▸ Task details
Please pull out every line that includes the string "Bemessungssituation".

▸ Stored entries

************

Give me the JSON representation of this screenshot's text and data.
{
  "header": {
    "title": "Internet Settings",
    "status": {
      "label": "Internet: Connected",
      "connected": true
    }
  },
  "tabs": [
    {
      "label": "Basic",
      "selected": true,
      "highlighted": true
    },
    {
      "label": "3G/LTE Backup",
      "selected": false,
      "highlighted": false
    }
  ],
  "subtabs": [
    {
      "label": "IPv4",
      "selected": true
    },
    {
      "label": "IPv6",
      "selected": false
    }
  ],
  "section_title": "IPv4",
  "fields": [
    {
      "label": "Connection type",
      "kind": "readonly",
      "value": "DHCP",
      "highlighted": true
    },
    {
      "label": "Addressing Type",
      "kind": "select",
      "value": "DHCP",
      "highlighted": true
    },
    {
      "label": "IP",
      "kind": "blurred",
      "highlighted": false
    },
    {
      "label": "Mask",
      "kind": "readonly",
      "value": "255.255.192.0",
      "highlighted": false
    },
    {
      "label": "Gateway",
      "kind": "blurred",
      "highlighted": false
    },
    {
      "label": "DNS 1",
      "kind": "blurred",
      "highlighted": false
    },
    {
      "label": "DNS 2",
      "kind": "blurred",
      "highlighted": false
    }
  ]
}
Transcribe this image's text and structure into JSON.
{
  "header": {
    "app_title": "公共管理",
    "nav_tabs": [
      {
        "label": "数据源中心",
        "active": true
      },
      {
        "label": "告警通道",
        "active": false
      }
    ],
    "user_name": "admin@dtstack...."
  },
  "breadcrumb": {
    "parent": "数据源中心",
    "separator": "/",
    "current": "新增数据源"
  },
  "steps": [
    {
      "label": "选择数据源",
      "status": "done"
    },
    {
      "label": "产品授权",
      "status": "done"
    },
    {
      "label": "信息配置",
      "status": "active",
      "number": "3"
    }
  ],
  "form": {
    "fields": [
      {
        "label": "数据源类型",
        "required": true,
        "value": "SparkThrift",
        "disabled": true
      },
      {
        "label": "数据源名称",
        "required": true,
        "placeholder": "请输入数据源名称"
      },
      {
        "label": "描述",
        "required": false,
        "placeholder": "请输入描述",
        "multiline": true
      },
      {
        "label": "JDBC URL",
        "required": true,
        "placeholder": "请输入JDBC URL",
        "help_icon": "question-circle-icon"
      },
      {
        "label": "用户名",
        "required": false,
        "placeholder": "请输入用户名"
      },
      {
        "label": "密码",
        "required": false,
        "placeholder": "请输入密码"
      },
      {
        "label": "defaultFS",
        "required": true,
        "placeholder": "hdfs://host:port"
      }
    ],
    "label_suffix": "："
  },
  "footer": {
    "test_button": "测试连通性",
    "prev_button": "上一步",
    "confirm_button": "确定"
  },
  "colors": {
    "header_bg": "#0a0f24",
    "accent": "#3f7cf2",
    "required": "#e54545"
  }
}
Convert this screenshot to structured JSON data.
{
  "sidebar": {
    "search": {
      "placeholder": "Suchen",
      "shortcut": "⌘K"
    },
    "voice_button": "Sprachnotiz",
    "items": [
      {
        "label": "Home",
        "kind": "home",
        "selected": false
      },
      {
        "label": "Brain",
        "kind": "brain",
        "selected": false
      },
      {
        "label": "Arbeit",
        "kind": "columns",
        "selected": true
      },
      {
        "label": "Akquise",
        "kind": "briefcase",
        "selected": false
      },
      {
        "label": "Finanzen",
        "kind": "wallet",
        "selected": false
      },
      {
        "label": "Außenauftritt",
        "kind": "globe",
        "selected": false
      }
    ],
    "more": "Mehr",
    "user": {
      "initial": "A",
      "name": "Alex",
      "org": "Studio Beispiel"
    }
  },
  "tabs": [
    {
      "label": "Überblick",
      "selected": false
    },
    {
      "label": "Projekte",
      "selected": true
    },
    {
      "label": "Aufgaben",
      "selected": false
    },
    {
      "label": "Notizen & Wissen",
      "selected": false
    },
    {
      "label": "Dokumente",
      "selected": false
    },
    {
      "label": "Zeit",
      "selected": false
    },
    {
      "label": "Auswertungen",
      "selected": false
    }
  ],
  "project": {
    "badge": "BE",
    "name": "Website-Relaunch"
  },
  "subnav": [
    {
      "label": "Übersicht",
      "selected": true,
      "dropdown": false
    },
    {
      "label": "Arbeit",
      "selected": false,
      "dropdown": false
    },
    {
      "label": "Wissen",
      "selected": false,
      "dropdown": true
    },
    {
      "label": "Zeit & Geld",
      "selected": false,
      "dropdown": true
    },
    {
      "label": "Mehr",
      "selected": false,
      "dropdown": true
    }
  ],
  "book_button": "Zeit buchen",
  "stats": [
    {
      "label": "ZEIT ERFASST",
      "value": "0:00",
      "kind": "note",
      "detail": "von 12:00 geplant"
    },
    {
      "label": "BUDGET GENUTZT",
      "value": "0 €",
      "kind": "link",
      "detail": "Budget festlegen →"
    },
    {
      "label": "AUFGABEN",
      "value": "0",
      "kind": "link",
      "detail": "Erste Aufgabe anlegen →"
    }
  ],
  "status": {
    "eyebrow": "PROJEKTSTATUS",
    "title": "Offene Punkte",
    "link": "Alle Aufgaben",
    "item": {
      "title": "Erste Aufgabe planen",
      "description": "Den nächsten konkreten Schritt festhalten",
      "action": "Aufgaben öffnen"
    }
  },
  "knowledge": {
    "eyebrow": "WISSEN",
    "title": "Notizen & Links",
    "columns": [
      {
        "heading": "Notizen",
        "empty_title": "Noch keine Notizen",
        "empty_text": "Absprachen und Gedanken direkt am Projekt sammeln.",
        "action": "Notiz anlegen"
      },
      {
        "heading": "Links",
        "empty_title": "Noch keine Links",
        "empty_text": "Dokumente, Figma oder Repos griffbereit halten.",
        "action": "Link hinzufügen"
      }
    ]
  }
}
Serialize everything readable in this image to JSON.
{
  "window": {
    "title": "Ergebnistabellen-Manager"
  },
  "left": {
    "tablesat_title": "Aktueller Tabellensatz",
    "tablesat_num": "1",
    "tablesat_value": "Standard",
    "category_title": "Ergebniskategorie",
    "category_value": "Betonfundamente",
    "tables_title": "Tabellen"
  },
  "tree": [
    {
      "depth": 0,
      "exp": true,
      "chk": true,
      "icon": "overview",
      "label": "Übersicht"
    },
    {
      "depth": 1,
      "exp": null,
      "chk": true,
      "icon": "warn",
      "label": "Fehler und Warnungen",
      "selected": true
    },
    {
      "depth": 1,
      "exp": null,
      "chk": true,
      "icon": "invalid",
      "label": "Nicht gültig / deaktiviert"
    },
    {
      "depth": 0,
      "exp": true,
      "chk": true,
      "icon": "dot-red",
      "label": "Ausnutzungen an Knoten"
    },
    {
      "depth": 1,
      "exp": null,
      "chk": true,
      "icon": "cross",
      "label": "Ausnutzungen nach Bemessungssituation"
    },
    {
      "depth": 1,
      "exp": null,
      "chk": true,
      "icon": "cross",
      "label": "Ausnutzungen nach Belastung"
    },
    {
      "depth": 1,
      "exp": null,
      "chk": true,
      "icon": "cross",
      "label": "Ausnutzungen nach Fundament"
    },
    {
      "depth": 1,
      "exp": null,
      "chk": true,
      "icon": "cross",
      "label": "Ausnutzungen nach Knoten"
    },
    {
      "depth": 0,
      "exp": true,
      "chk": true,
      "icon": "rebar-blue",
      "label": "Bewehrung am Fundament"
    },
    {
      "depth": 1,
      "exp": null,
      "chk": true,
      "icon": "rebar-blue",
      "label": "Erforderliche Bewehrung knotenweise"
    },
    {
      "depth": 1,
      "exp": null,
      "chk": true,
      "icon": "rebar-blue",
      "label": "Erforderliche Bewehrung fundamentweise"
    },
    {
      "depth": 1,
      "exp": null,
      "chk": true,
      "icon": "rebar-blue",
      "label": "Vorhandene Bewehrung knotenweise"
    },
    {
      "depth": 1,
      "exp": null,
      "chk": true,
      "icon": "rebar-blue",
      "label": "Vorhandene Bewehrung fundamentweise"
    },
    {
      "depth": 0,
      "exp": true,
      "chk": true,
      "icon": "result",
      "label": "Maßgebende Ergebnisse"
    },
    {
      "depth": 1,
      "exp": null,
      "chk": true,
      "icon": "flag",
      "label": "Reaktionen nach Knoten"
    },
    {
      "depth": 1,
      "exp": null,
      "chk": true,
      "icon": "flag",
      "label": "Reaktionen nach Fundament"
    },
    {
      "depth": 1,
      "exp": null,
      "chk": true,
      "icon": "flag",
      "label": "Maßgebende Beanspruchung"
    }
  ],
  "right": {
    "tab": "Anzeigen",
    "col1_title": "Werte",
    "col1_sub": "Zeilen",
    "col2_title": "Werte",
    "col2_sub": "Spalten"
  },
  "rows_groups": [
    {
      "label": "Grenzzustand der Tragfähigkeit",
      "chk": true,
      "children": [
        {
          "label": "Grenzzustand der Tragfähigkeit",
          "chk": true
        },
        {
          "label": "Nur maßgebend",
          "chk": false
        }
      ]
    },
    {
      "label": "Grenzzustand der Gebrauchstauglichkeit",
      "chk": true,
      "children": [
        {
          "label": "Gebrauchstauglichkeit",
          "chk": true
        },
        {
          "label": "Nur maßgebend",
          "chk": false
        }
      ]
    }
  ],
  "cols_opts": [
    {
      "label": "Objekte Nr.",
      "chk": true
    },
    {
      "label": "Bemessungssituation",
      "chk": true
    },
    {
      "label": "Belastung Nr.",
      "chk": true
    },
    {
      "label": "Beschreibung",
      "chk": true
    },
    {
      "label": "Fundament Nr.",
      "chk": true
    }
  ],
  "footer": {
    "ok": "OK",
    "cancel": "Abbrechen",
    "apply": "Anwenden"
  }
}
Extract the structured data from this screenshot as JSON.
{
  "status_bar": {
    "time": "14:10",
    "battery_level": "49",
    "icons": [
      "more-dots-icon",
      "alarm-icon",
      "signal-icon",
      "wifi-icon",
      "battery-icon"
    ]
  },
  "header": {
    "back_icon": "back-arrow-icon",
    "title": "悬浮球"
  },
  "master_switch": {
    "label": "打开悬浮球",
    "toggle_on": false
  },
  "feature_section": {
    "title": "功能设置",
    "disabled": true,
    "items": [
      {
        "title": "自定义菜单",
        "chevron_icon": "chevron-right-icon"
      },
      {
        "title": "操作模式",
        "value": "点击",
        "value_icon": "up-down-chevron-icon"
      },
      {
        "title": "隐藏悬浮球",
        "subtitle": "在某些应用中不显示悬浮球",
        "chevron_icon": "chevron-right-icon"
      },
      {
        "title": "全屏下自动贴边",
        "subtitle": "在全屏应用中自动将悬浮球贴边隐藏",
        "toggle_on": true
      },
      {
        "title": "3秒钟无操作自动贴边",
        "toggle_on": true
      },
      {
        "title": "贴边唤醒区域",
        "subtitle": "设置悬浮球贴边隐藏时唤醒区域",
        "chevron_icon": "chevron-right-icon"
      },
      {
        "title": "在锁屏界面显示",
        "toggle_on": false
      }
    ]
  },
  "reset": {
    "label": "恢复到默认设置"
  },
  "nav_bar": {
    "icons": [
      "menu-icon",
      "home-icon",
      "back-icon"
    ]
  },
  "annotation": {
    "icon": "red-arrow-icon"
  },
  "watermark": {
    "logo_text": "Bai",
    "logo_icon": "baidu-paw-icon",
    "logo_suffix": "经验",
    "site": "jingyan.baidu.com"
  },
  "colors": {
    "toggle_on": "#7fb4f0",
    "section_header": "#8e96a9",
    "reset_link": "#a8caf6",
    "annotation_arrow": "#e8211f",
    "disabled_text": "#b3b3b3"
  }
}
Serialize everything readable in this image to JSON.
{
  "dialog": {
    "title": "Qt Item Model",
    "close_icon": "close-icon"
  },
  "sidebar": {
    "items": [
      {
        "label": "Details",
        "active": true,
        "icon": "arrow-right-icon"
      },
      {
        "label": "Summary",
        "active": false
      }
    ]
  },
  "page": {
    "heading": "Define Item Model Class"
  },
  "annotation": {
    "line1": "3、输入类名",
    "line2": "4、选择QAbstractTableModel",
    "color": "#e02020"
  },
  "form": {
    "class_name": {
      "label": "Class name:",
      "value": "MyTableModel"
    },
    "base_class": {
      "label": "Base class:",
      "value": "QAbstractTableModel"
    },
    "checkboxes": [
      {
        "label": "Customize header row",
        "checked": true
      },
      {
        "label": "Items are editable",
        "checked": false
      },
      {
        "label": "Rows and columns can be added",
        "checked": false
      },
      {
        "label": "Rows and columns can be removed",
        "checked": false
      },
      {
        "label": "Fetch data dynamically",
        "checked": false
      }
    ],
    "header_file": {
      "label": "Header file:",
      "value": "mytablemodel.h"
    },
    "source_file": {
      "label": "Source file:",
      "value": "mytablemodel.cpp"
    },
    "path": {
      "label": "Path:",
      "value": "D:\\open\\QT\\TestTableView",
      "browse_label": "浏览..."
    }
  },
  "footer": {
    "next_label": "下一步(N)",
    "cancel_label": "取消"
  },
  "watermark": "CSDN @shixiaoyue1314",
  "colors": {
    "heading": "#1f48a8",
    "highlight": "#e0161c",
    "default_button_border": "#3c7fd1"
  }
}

************

▸ Written response
      "label": "Ausnutzungen nach Bemessungssituation"
      "label": "Bemessungssituation",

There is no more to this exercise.